PROVIDED INFORMATION
━━━━━━━━━━━━━━━━━━━━━━━━━━━━━━

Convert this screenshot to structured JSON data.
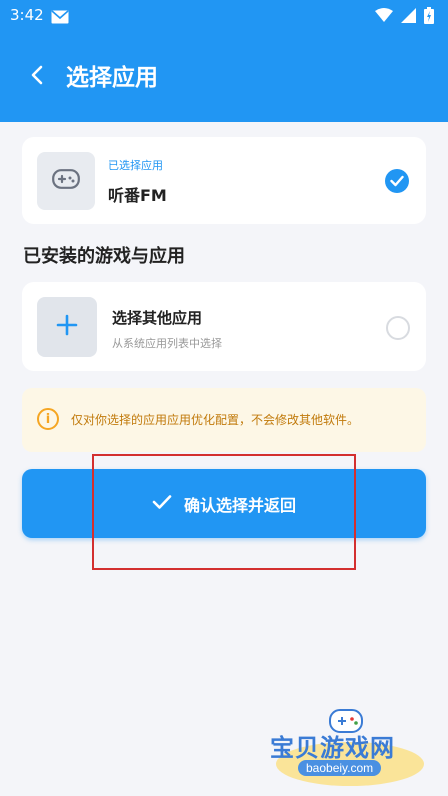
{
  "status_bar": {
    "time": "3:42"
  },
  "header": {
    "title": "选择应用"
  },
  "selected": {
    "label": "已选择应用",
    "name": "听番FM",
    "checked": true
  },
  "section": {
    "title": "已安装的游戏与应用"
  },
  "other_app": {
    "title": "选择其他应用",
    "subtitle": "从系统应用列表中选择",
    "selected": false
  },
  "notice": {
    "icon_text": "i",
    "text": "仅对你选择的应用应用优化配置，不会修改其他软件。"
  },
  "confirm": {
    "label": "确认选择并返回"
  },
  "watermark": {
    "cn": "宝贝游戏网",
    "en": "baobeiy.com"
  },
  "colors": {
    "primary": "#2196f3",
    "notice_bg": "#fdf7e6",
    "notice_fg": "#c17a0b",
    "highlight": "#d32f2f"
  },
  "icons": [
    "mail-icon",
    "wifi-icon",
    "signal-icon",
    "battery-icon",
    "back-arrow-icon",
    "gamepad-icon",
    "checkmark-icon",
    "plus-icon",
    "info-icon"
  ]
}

━━━━━━━━━━━━━━━━━━━━━━━━━━━━━━

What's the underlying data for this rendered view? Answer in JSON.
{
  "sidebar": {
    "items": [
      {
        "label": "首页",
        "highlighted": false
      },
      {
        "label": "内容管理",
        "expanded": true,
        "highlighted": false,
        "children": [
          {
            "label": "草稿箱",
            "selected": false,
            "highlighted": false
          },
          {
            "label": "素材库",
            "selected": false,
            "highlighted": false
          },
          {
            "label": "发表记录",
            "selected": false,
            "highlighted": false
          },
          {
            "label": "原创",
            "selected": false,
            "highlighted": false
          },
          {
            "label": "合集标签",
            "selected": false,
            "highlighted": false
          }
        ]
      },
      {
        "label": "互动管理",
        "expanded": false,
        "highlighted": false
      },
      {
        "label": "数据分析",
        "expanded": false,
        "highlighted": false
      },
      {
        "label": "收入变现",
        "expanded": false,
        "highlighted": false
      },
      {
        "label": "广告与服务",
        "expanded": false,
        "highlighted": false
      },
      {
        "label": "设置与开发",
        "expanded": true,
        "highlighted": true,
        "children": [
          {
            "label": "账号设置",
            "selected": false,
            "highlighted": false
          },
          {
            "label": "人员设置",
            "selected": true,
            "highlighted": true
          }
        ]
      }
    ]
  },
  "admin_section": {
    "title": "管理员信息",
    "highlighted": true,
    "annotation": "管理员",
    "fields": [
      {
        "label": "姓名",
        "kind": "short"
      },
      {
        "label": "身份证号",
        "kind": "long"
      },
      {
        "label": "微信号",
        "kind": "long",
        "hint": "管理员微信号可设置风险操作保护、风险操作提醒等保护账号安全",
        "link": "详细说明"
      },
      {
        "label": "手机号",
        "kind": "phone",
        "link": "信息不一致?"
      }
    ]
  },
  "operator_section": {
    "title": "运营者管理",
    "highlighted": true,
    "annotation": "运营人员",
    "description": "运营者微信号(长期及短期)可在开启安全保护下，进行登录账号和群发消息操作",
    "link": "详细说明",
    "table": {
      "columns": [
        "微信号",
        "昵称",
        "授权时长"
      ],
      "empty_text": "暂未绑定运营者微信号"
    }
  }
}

━━━━━━━━━━━━━━━━━━━━━━━━━━━━━━

Of the lines above, copy each that contains "true".

    "checked": true
        "expanded": true,
        "expanded": true,
        "highlighted": true,
            "selected": true,
            "highlighted": true
    "highlighted": true,
    "highlighted": true,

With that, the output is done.